[Given exercise] Copy out every line exactly, passing over the pictures.
***
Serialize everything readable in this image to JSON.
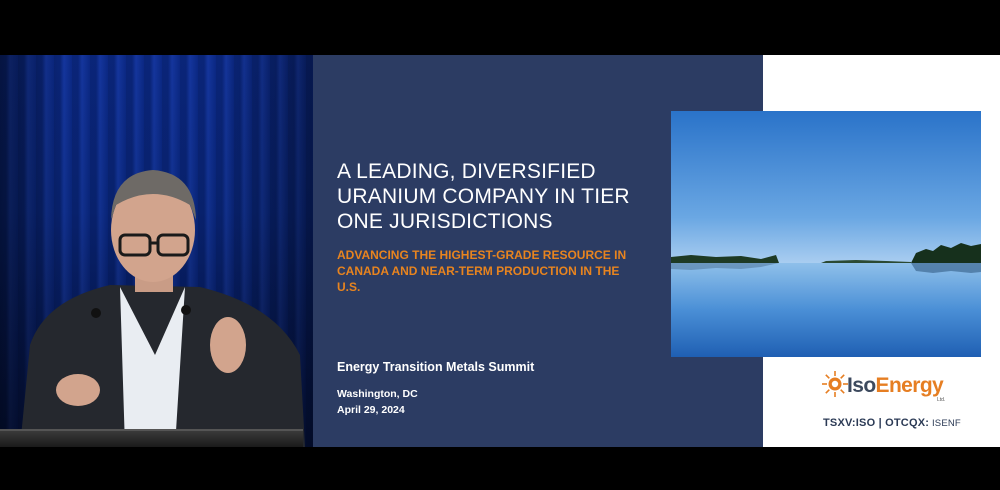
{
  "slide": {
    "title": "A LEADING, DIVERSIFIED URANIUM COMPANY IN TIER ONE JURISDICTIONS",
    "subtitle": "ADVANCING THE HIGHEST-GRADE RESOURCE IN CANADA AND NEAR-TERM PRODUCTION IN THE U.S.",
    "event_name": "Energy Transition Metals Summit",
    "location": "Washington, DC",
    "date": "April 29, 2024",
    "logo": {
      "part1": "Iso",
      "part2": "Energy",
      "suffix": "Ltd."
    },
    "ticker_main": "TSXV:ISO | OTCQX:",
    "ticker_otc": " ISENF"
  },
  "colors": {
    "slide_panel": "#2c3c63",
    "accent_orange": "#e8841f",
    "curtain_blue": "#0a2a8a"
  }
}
***
[Output below]
Serialize everything readable in this image to JSON.
{
  "slide": {
    "title": "A LEADING, DIVERSIFIED URANIUM COMPANY IN TIER ONE JURISDICTIONS",
    "subtitle": "ADVANCING THE HIGHEST-GRADE RESOURCE IN CANADA AND NEAR-TERM PRODUCTION IN THE U.S.",
    "event_name": "Energy Transition Metals Summit",
    "location": "Washington, DC",
    "date": "April 29, 2024",
    "logo": {
      "part1": "Iso",
      "part2": "Energy",
      "suffix": "Ltd."
    },
    "ticker_main": "TSXV:ISO | OTCQX:",
    "ticker_otc": " ISENF"
  },
  "colors": {
    "slide_panel": "#2c3c63",
    "accent_orange": "#e8841f",
    "curtain_blue": "#0a2a8a"
  }
}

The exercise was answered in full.